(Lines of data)

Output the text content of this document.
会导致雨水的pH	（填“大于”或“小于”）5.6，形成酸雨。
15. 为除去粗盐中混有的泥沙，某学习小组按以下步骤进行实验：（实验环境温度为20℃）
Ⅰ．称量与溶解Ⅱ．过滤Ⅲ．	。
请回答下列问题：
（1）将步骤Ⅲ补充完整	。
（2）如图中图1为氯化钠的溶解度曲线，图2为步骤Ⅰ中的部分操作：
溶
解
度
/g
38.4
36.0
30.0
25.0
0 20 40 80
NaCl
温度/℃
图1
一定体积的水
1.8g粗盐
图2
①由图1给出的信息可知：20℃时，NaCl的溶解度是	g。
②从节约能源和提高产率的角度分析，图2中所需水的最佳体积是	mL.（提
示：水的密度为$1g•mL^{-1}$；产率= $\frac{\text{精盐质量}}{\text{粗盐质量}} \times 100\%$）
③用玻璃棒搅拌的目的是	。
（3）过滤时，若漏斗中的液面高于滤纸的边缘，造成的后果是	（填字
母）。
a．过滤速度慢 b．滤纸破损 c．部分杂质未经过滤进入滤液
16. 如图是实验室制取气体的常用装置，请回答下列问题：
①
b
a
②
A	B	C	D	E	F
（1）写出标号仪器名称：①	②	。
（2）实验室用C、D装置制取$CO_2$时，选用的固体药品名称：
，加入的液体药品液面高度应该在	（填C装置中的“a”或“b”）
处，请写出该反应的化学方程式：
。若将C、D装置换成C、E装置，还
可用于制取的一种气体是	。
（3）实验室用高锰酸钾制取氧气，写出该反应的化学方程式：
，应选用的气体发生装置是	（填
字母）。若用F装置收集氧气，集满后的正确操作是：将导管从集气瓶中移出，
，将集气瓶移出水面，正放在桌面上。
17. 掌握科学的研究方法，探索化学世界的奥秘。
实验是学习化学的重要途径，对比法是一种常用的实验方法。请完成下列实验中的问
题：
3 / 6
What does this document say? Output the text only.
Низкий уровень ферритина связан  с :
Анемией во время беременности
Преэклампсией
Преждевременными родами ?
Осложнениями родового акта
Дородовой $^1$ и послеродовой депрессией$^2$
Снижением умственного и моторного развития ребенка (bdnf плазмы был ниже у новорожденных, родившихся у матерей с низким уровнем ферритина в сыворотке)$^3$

- What is asked
Repeat all the records. Match each line exactly.

- Task output
Output the text content of this document.
会导致雨水的pH	（填“大于”或“小于”）5.6，形成酸雨。
15. 为除去粗盐中混有的泥沙，某学习小组按以下步骤进行实验：（实验环境温度为20℃）
Ⅰ．称量与溶解Ⅱ．过滤Ⅲ．	。
请回答下列问题：
（1）将步骤Ⅲ补充完整	。
（2）如图中图1为氯化钠的溶解度曲线，图2为步骤Ⅰ中的部分操作：
溶
解
度
/g
38.4
36.0
30.0
25.0
0 20 40 80
NaCl
温度/℃
图1
一定体积的水
1.8g粗盐
图2
①由图1给出的信息可知：20℃时，NaCl的溶解度是	g。
②从节约能源和提高产率的角度分析，图2中所需水的最佳体积是	mL.（提
示：水的密度为$1g•mL^{-1}$；产率= $\frac{\text{精盐质量}}{\text{粗盐质量}} \times 100\%$）
③用玻璃棒搅拌的目的是	。
（3）过滤时，若漏斗中的液面高于滤纸的边缘，造成的后果是	（填字
母）。
a．过滤速度慢 b．滤纸破损 c．部分杂质未经过滤进入滤液
16. 如图是实验室制取气体的常用装置，请回答下列问题：
①
b
a
②
A	B	C	D	E	F
（1）写出标号仪器名称：①	②	。
（2）实验室用C、D装置制取$CO_2$时，选用的固体药品名称：
，加入的液体药品液面高度应该在	（填C装置中的“a”或“b”）
处，请写出该反应的化学方程式：
。若将C、D装置换成C、E装置，还
可用于制取的一种气体是	。
（3）实验室用高锰酸钾制取氧气，写出该反应的化学方程式：
，应选用的气体发生装置是	（填
字母）。若用F装置收集氧气，集满后的正确操作是：将导管从集气瓶中移出，
，将集气瓶移出水面，正放在桌面上。
17. 掌握科学的研究方法，探索化学世界的奥秘。
实验是学习化学的重要途径，对比法是一种常用的实验方法。请完成下列实验中的问
题：
3 / 6
What does this document say? Output the text only.
Низкий уровень ферритина связан  с :
Анемией во время беременности
Преэклампсией
Преждевременными родами ?
Осложнениями родового акта
Дородовой $^1$ и послеродовой депрессией$^2$
Снижением умственного и моторного развития ребенка (bdnf плазмы был ниже у новорожденных, родившихся у матерей с низким уровнем ферритина в сыворотке)$^3$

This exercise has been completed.